# AIM
Copy out the material word for word, from the line containing "portfolio-images-label: Images for" through the line containing "checkmark-icon — [1427, 437, 1445, 451]", including both of those lines.

# RECORD LIST
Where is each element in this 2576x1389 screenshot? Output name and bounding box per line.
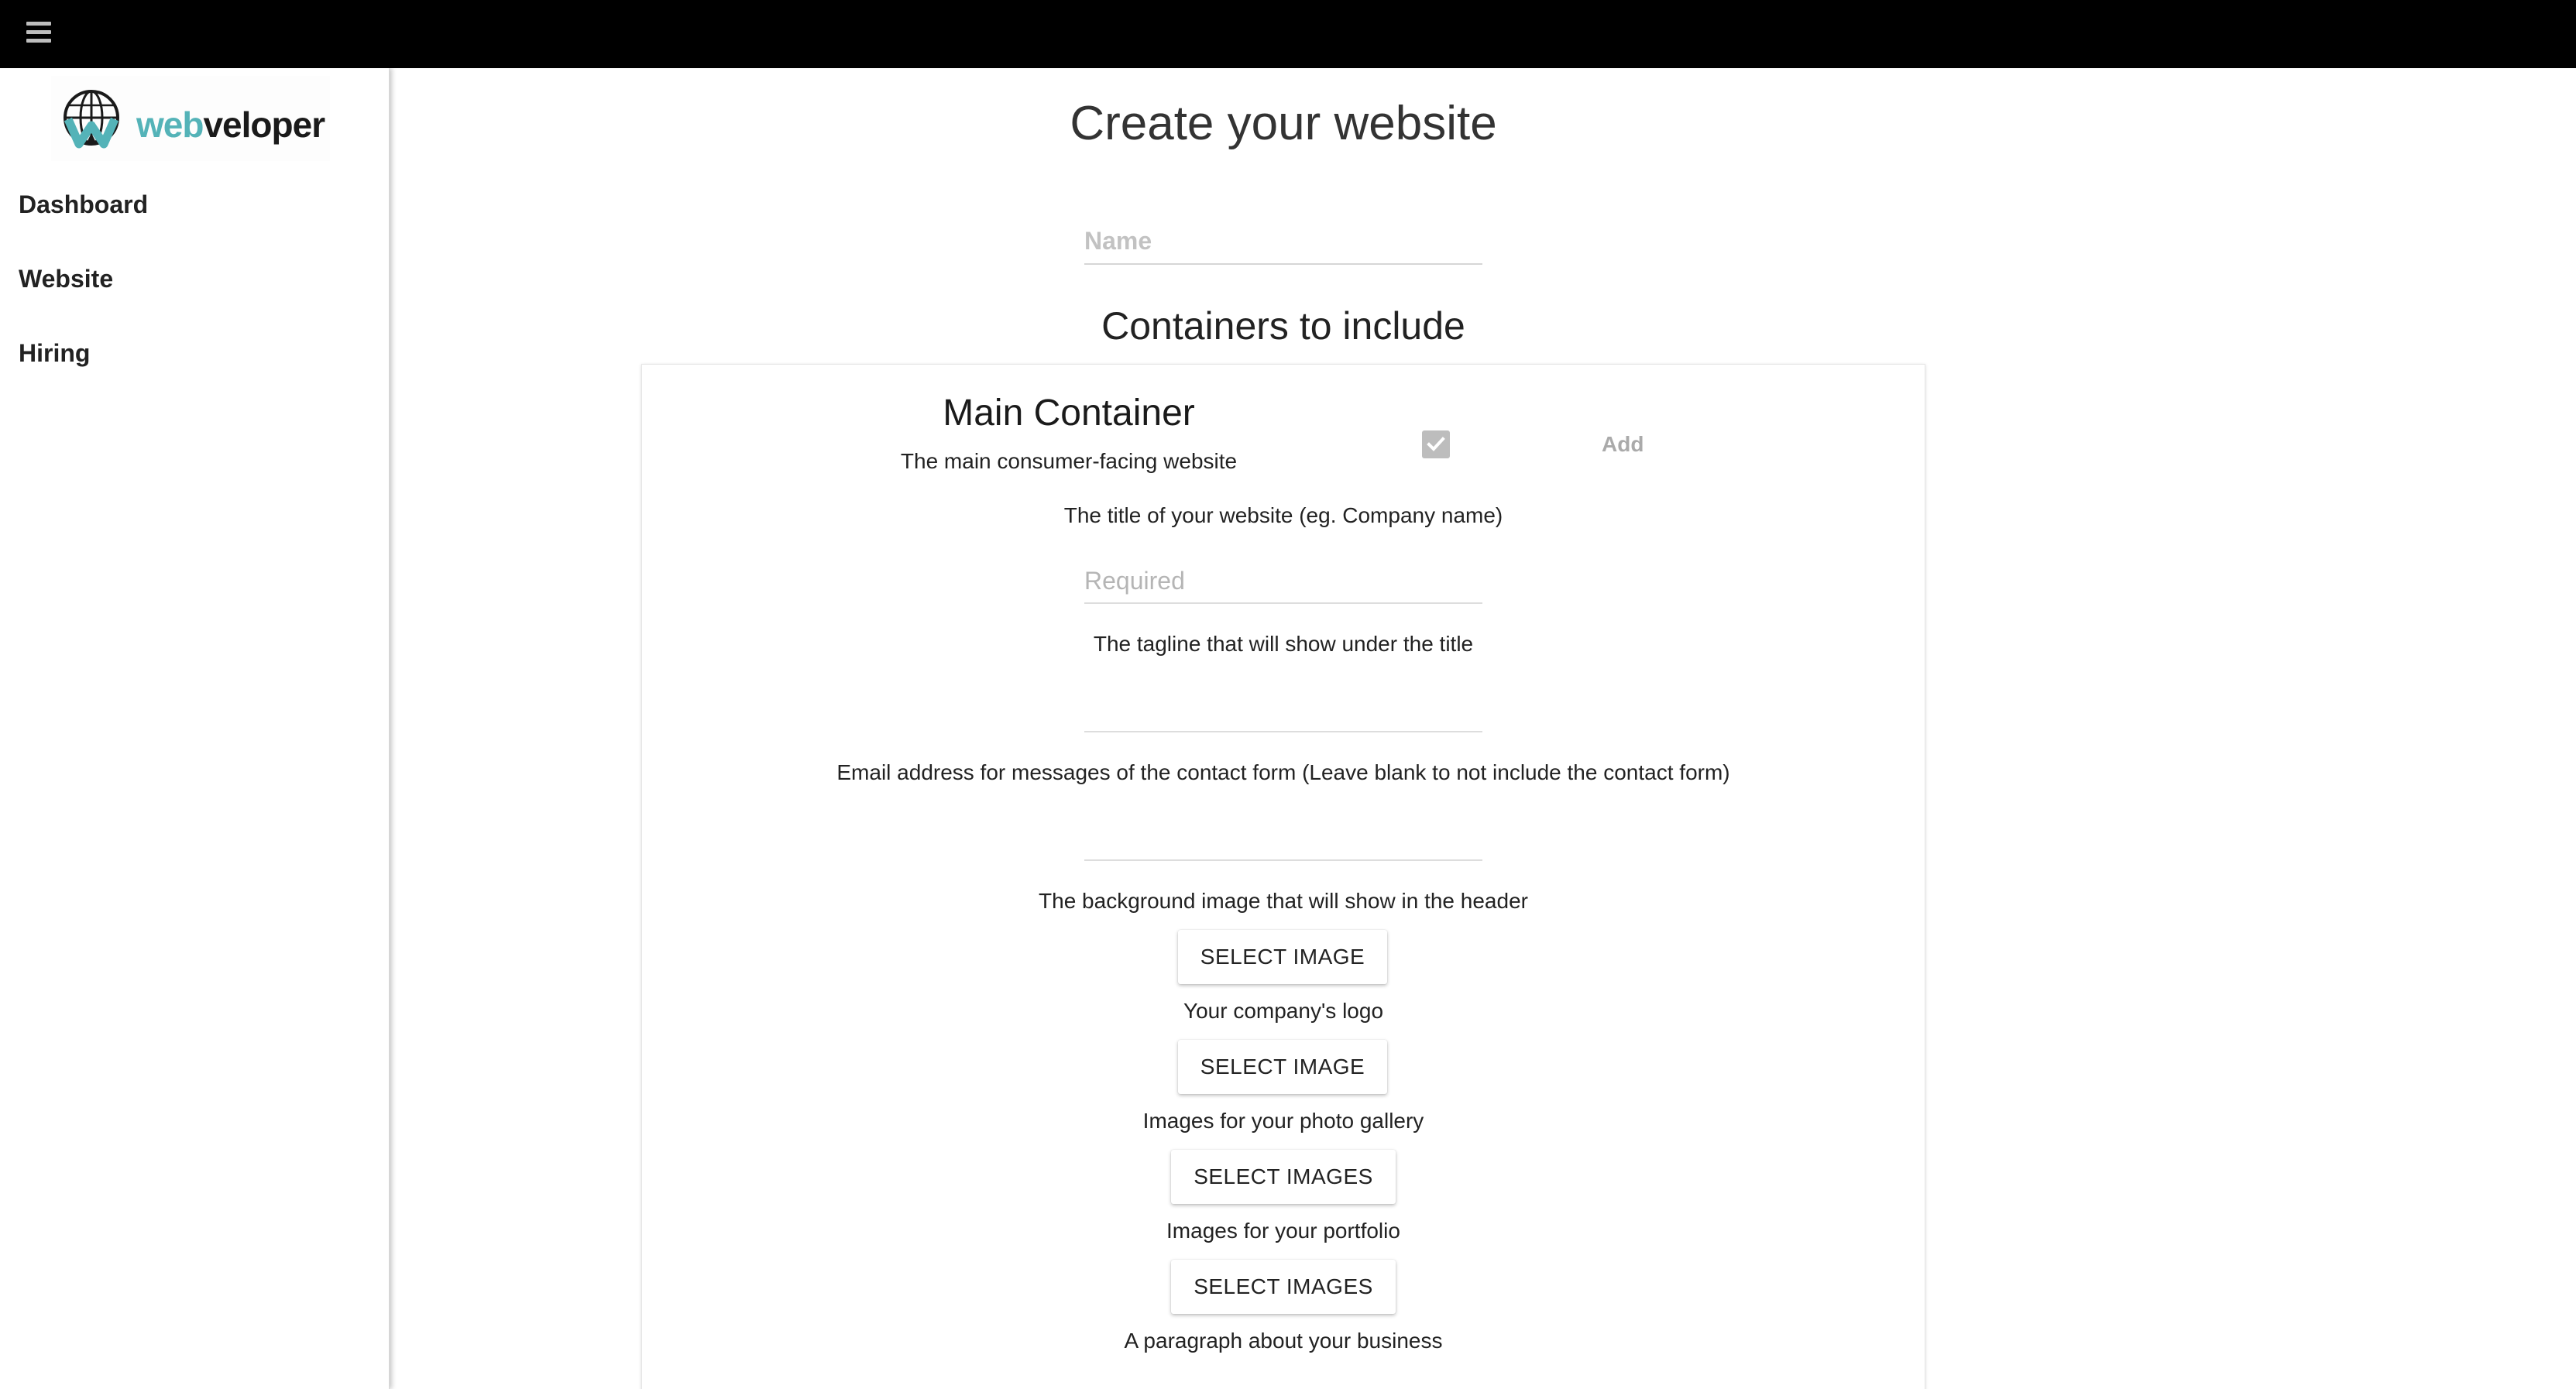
portfolio-images-label: Images for your portfolio — [1166, 1219, 1400, 1243]
hamburger-menu-icon[interactable] — [26, 19, 51, 46]
email-field-label: Email address for messages of the contac… — [836, 760, 1730, 784]
tagline-input[interactable] — [1084, 688, 1482, 732]
website-name-input[interactable] — [1084, 218, 1482, 265]
page-title: Create your website — [1070, 97, 1497, 150]
select-logo-image-button[interactable]: SELECT IMAGE — [1178, 1040, 1387, 1094]
globe-w-logo-icon — [64, 90, 119, 149]
containers-section-title: Containers to include — [1101, 304, 1465, 348]
logo-text-rest: veloper — [203, 105, 325, 145]
logo-text-accent: web — [136, 105, 204, 145]
container-description: The main consumer-facing website — [900, 449, 1238, 473]
sidebar-item-hiring[interactable]: Hiring — [19, 339, 90, 368]
background-image-label: The background image that will show in t… — [1039, 889, 1528, 913]
about-paragraph-label: A paragraph about your business — [1124, 1329, 1443, 1353]
select-background-image-button[interactable]: SELECT IMAGE — [1178, 930, 1387, 984]
checkmark-icon — [1427, 437, 1445, 451]
sidebar: webveloper Dashboard Website Hiring — [0, 68, 390, 1389]
webveloper-logo[interactable]: webveloper — [51, 76, 330, 161]
app-page: webveloper Dashboard Website Hiring Crea… — [0, 0, 2576, 1389]
title-field-label: The title of your website (eg. Company n… — [1063, 503, 1503, 527]
gallery-images-label: Images for your photo gallery — [1142, 1109, 1424, 1133]
logo-image-label: Your company's logo — [1183, 999, 1384, 1023]
sidebar-item-dashboard[interactable]: Dashboard — [19, 190, 148, 219]
container-title: Main Container — [943, 393, 1195, 434]
include-container-checkbox[interactable] — [1422, 430, 1450, 458]
select-gallery-images-button[interactable]: SELECT IMAGES — [1171, 1150, 1396, 1204]
top-app-bar — [0, 0, 2576, 68]
website-title-input[interactable] — [1084, 559, 1482, 604]
sidebar-item-website[interactable]: Website — [19, 265, 113, 293]
logo-wordmark: webveloper — [136, 104, 325, 146]
tagline-field-label: The tagline that will show under the tit… — [1093, 632, 1474, 656]
contact-email-input[interactable] — [1084, 816, 1482, 861]
select-portfolio-images-button[interactable]: SELECT IMAGES — [1171, 1260, 1396, 1314]
add-container-button[interactable]: Add — [1602, 432, 1643, 457]
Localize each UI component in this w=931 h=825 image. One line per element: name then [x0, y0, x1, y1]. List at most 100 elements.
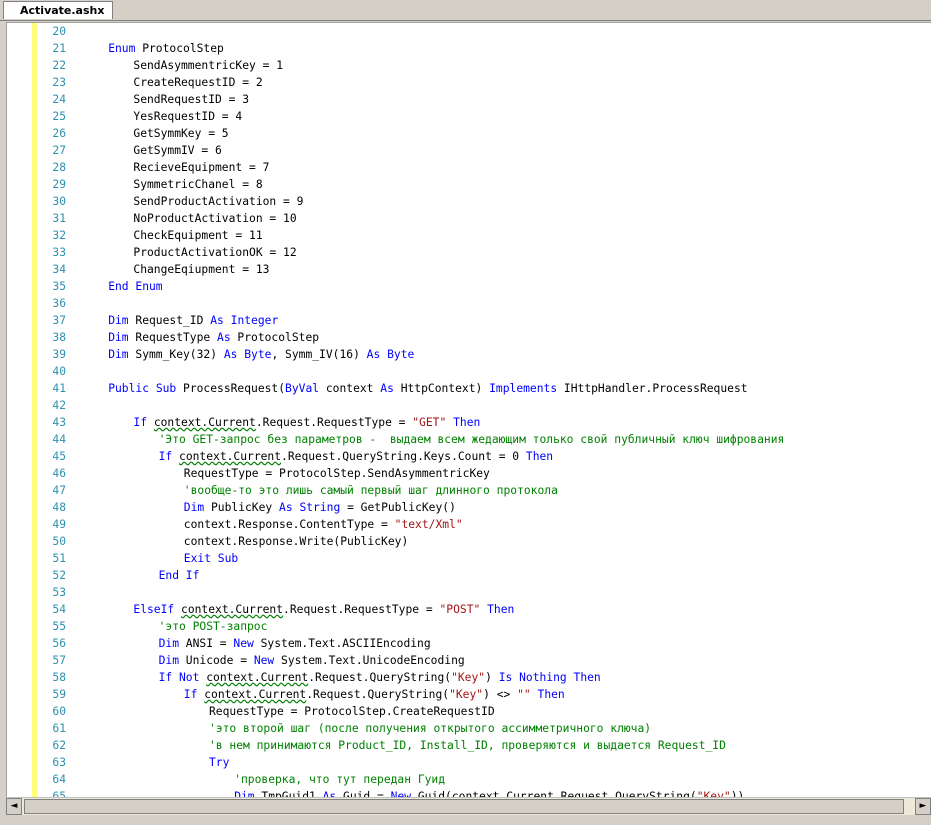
code-editor[interactable]: 20 21 Enum ProtocolStep 22 SendAsymmentricKe… — [6, 22, 931, 797]
scrollbar-thumb[interactable] — [24, 799, 904, 814]
code-line[interactable]: 55 'это POST-запрос — [7, 618, 931, 635]
code-text: YesRequestID = 4 — [133, 108, 242, 125]
code-text: Dim Unicode = New System.Text.UnicodeEnc… — [159, 652, 465, 669]
code-line[interactable]: 49 context.Response.ContentType = "text/X… — [7, 516, 931, 533]
code-text: 'в нем принимаются Product_ID, Install_I… — [209, 737, 726, 754]
keyword-token: Is Nothing Then — [498, 671, 601, 684]
keyword-token: Byte — [387, 348, 415, 361]
code-line[interactable]: 33 ProductActivationOK = 12 — [7, 244, 931, 261]
code-line[interactable]: 27 GetSymmIV = 6 — [7, 142, 931, 159]
code-line[interactable]: 47 'вообще-то это лишь самый первый шаг д… — [7, 482, 931, 499]
code-line[interactable]: 28 RecieveEquipment = 7 — [7, 159, 931, 176]
code-token: IHttpHandler.ProcessRequest — [557, 382, 748, 395]
code-text: SendAsymmentricKey = 1 — [133, 57, 283, 74]
code-token: CheckEquipment = 11 — [133, 229, 263, 242]
code-line[interactable]: 37 Dim Request_ID As Integer — [7, 312, 931, 329]
keyword-token: Dim — [158, 637, 179, 650]
code-line[interactable]: 60 RequestType = ProtocolStep.CreateReque… — [7, 703, 931, 720]
code-line[interactable]: 54 ElseIf context.Current.Request.Request… — [7, 601, 931, 618]
code-line[interactable]: 38 Dim RequestType As ProtocolStep — [7, 329, 931, 346]
code-line[interactable]: 52 End If — [7, 567, 931, 584]
code-line[interactable]: 32 CheckEquipment = 11 — [7, 227, 931, 244]
code-line[interactable]: 23 CreateRequestID = 2 — [7, 74, 931, 91]
keyword-token: Dim — [108, 314, 129, 327]
line-number: 25 — [52, 110, 66, 123]
string-token: "text/Xml" — [394, 518, 463, 531]
keyword-token: If — [133, 416, 147, 429]
code-line[interactable]: 41 Public Sub ProcessRequest(ByVal contex… — [7, 380, 931, 397]
code-line[interactable]: 48 Dim PublicKey As String = GetPublicKey… — [7, 499, 931, 516]
keyword-token: ByVal — [285, 382, 320, 395]
code-line[interactable]: 58 If Not context.Current.Request.QuerySt… — [7, 669, 931, 686]
code-line[interactable]: 46 RequestType = ProtocolStep.SendAsymmen… — [7, 465, 931, 482]
code-line[interactable]: 51 Exit Sub — [7, 550, 931, 567]
code-line[interactable]: 53 — [7, 584, 931, 601]
keyword-token: Implements — [489, 382, 558, 395]
code-token: .Request.QueryString.Keys.Count = 0 — [281, 450, 526, 463]
code-token: , Symm_IV(16) — [271, 348, 367, 361]
line-number: 27 — [52, 144, 66, 157]
keyword-token: Dim — [183, 501, 205, 514]
code-line[interactable]: 21 Enum ProtocolStep — [7, 40, 931, 57]
code-token: RecieveEquipment = 7 — [133, 161, 270, 174]
code-token: context — [319, 382, 381, 395]
code-token: SendRequestID = 3 — [133, 93, 250, 106]
code-token: context.Current — [153, 416, 256, 429]
line-number: 39 — [52, 348, 66, 361]
document-tab[interactable]: Activate.ashx — [3, 1, 114, 19]
code-line[interactable]: 34 ChangeEqiupment = 13 — [7, 261, 931, 278]
line-number: 20 — [52, 25, 66, 38]
code-text: Dim Request_ID As Integer — [108, 312, 278, 329]
keyword-token: Dim — [108, 348, 129, 361]
keyword-token: As — [322, 790, 337, 797]
keyword-token: New — [390, 790, 412, 797]
code-line[interactable]: 65 Dim TmpGuid1 As Guid = New Guid(contex… — [7, 788, 931, 797]
keyword-token: Integer — [230, 314, 279, 327]
code-line[interactable]: 56 Dim ANSI = New System.Text.ASCIIEncodi… — [7, 635, 931, 652]
code-line[interactable]: 40 — [7, 363, 931, 380]
code-line[interactable]: 39 Dim Symm_Key(32) As Byte, Symm_IV(16) … — [7, 346, 931, 363]
code-token: Guid = — [336, 790, 391, 797]
code-line[interactable]: 36 — [7, 295, 931, 312]
horizontal-scrollbar[interactable]: ◄ ► — [6, 797, 931, 815]
code-token: System.Text.ASCIIEncoding — [253, 637, 431, 650]
code-line[interactable]: 24 SendRequestID = 3 — [7, 91, 931, 108]
code-line[interactable]: 45 If context.Current.Request.QueryString… — [7, 448, 931, 465]
code-line[interactable]: 35 End Enum — [7, 278, 931, 295]
code-line[interactable]: 59 If context.Current.Request.QueryString… — [7, 686, 931, 703]
line-number: 55 — [52, 620, 66, 633]
code-line[interactable]: 30 SendProductActivation = 9 — [7, 193, 931, 210]
code-line[interactable]: 43 If context.Current.Request.RequestType… — [7, 414, 931, 431]
string-token: "Key" — [449, 688, 484, 701]
code-line[interactable]: 44 'Это GET-запрос без параметров - выдае… — [7, 431, 931, 448]
code-line[interactable]: 25 YesRequestID = 4 — [7, 108, 931, 125]
code-line[interactable]: 63 Try — [7, 754, 931, 771]
code-line[interactable]: 42 — [7, 397, 931, 414]
line-number: 64 — [52, 773, 66, 786]
code-line[interactable]: 62 'в нем принимаются Product_ID, Install… — [7, 737, 931, 754]
code-line[interactable]: 57 Dim Unicode = New System.Text.UnicodeE… — [7, 652, 931, 669]
code-line[interactable]: 61 'это второй шаг (после получения откры… — [7, 720, 931, 737]
scroll-right-arrow-icon[interactable]: ► — [915, 798, 931, 815]
line-number: 30 — [52, 195, 66, 208]
code-line[interactable]: 20 — [7, 23, 931, 40]
code-line[interactable]: 50 context.Response.Write(PublicKey) — [7, 533, 931, 550]
code-token: context.Current — [179, 450, 282, 463]
code-token: ChangeEqiupment = 13 — [133, 263, 270, 276]
code-line[interactable]: 31 NoProductActivation = 10 — [7, 210, 931, 227]
code-token: .Request.QueryString( — [308, 671, 452, 684]
code-line[interactable]: 64 'проверка, что тут передан Гуид — [7, 771, 931, 788]
code-line[interactable]: 22 SendAsymmentricKey = 1 — [7, 57, 931, 74]
code-text: context.Response.ContentType = "text/Xml… — [184, 516, 463, 533]
scroll-left-arrow-icon[interactable]: ◄ — [6, 798, 22, 815]
code-line[interactable]: 29 SymmetricChanel = 8 — [7, 176, 931, 193]
code-token: RequestType = ProtocolStep.SendAsymmentr… — [183, 467, 490, 480]
document-tab-bar: Activate.ashx — [0, 0, 931, 21]
code-token: )) — [730, 790, 745, 797]
line-number: 40 — [52, 365, 66, 378]
line-number: 35 — [52, 280, 66, 293]
code-line[interactable]: 26 GetSymmKey = 5 — [7, 125, 931, 142]
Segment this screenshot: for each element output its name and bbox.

# TASK SOLUTION
portfolio-images-label: Images for your portfolio — [1166, 1219, 1400, 1243]
hamburger-menu-icon[interactable] — [26, 19, 51, 46]
email-field-label: Email address for messages of the contac… — [836, 760, 1730, 784]
tagline-input[interactable] — [1084, 688, 1482, 732]
website-name-input[interactable] — [1084, 218, 1482, 265]
page-title: Create your website — [1070, 97, 1497, 150]
select-logo-image-button[interactable]: SELECT IMAGE — [1178, 1040, 1387, 1094]
globe-w-logo-icon — [64, 90, 119, 149]
containers-section-title: Containers to include — [1101, 304, 1465, 348]
logo-text-rest: veloper — [203, 105, 325, 145]
logo-text-accent: web — [136, 105, 204, 145]
container-description: The main consumer-facing website — [900, 449, 1238, 473]
sidebar-item-hiring[interactable]: Hiring — [19, 339, 90, 368]
background-image-label: The background image that will show in t… — [1039, 889, 1528, 913]
about-paragraph-label: A paragraph about your business — [1124, 1329, 1443, 1353]
select-background-image-button[interactable]: SELECT IMAGE — [1178, 930, 1387, 984]
checkmark-icon — [1427, 437, 1445, 451]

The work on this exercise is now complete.